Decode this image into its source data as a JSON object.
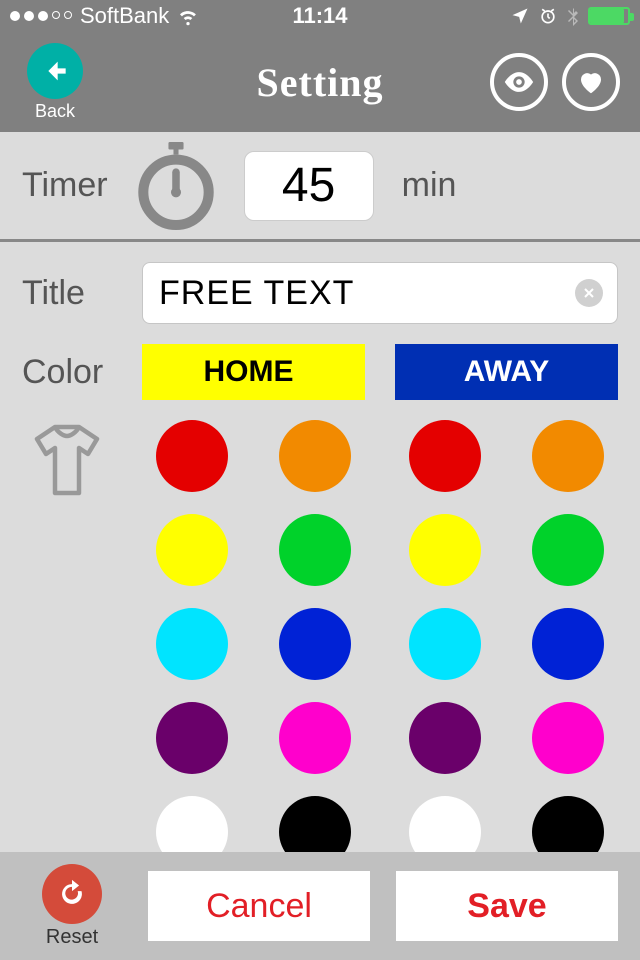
{
  "status": {
    "carrier": "SoftBank",
    "time": "11:14"
  },
  "header": {
    "back_label": "Back",
    "title": "Setting"
  },
  "timer": {
    "label": "Timer",
    "value": "45",
    "unit": "min"
  },
  "form": {
    "title_label": "Title",
    "title_value": "FREE TEXT",
    "color_label": "Color",
    "home_tab": "HOME",
    "away_tab": "AWAY"
  },
  "colors": {
    "home": [
      "#e40000",
      "#f28a00",
      "#ffff00",
      "#00d22a",
      "#00e4ff",
      "#0022d6",
      "#6a006a",
      "#ff00cc",
      "#ffffff",
      "#000000"
    ],
    "away": [
      "#e40000",
      "#f28a00",
      "#ffff00",
      "#00d22a",
      "#00e4ff",
      "#0022d6",
      "#6a006a",
      "#ff00cc",
      "#ffffff",
      "#000000"
    ]
  },
  "footer": {
    "reset_label": "Reset",
    "cancel_label": "Cancel",
    "save_label": "Save"
  }
}
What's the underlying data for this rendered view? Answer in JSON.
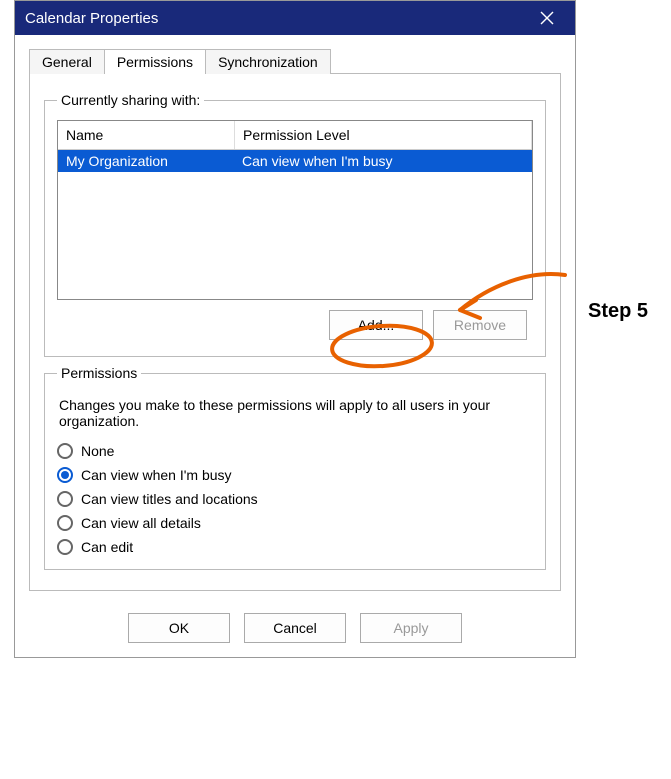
{
  "dialog": {
    "title": "Calendar Properties"
  },
  "tabs": {
    "general": "General",
    "permissions": "Permissions",
    "synchronization": "Synchronization"
  },
  "sharing": {
    "legend": "Currently sharing with:",
    "columns": {
      "name": "Name",
      "permission": "Permission Level"
    },
    "rows": [
      {
        "name": "My Organization",
        "permission": "Can view when I'm busy"
      }
    ],
    "add_label": "Add...",
    "remove_label": "Remove"
  },
  "permissions": {
    "legend": "Permissions",
    "note": "Changes you make to these permissions will apply to all users in your organization.",
    "options": {
      "none": "None",
      "busy": "Can view when I'm busy",
      "titles": "Can view titles and locations",
      "details": "Can view all details",
      "edit": "Can edit"
    },
    "selected": "busy"
  },
  "footer": {
    "ok": "OK",
    "cancel": "Cancel",
    "apply": "Apply"
  },
  "annotation": {
    "step_label": "Step 5",
    "color": "#e86100"
  }
}
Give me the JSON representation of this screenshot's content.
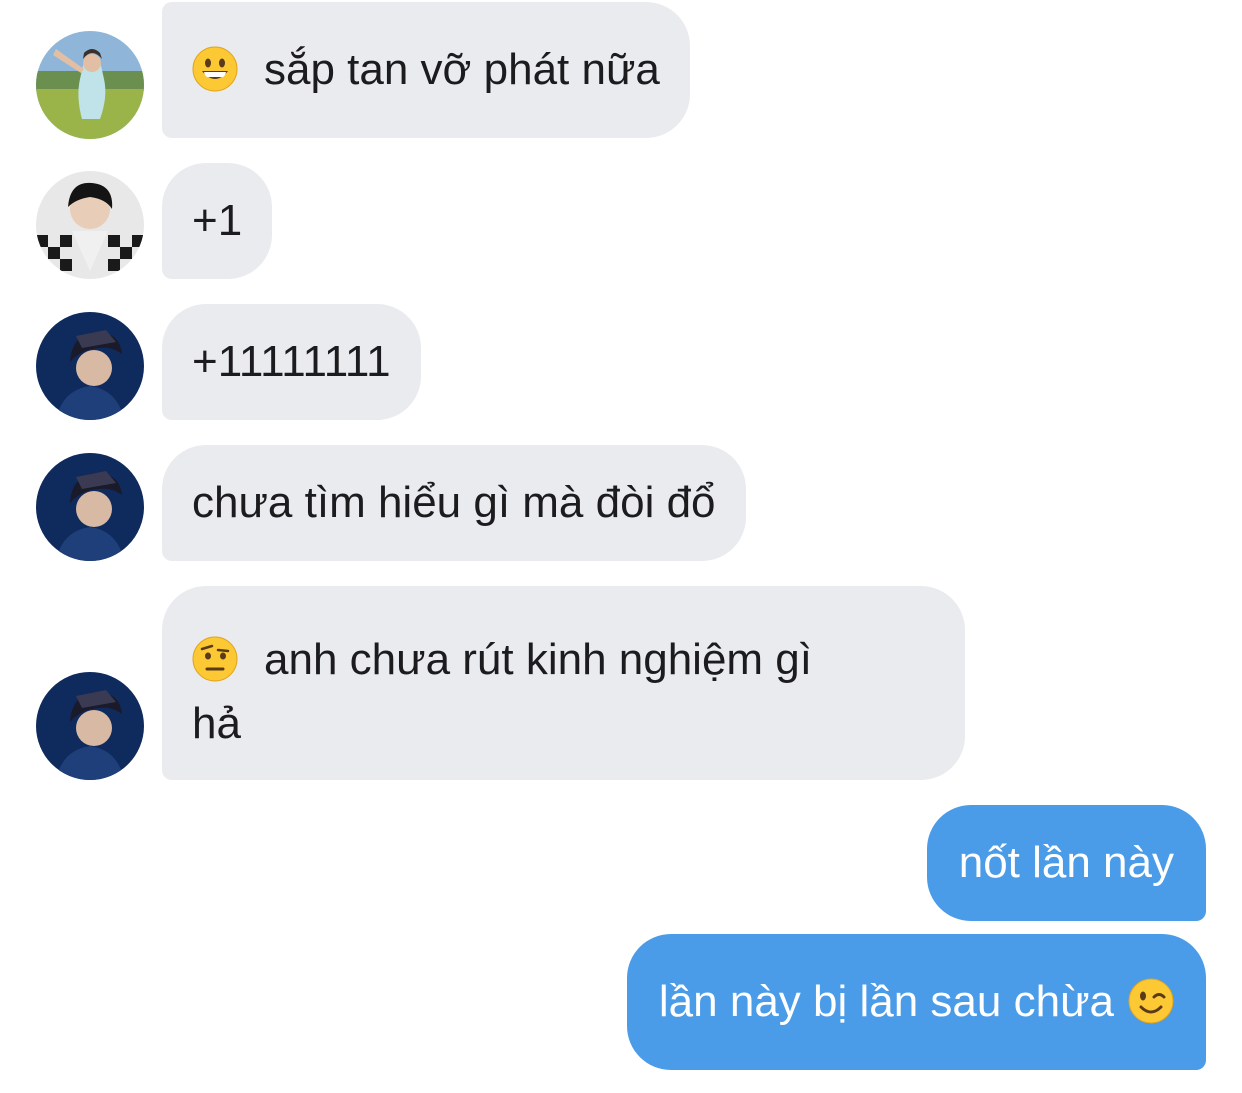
{
  "colors": {
    "incoming_bubble": "#e9ebef",
    "outgoing_bubble": "#4a9be8",
    "text_dark": "#1c1c1e",
    "text_light": "#ffffff"
  },
  "messages": [
    {
      "direction": "incoming",
      "sender_avatar": "avatar-outdoor-photo",
      "emoji": "grinning-face-icon",
      "text": "sắp tan vỡ phát nữa"
    },
    {
      "direction": "incoming",
      "sender_avatar": "avatar-checkered-photo",
      "text": "+1"
    },
    {
      "direction": "incoming",
      "sender_avatar": "avatar-dark-blue-photo",
      "text": "+11111111"
    },
    {
      "direction": "incoming",
      "sender_avatar": "avatar-dark-blue-photo",
      "text": "chưa tìm hiểu gì mà đòi đổ"
    },
    {
      "direction": "incoming",
      "sender_avatar": "avatar-dark-blue-photo",
      "emoji": "raised-eyebrow-face-icon",
      "text_line1": "anh chưa rút kinh nghiệm gì",
      "text_line2": "hả"
    },
    {
      "direction": "outgoing",
      "text": "nốt lần này"
    },
    {
      "direction": "outgoing",
      "emoji": "winking-face-icon",
      "text": "lần này bị lần sau chừa"
    }
  ]
}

※ ※ ※

SET TASK. From the data above, copy each line that holds "when".

EXPECTED ANSWER.
        "permission": "Can view when I'm busy"
      "busy": "Can view when I'm busy",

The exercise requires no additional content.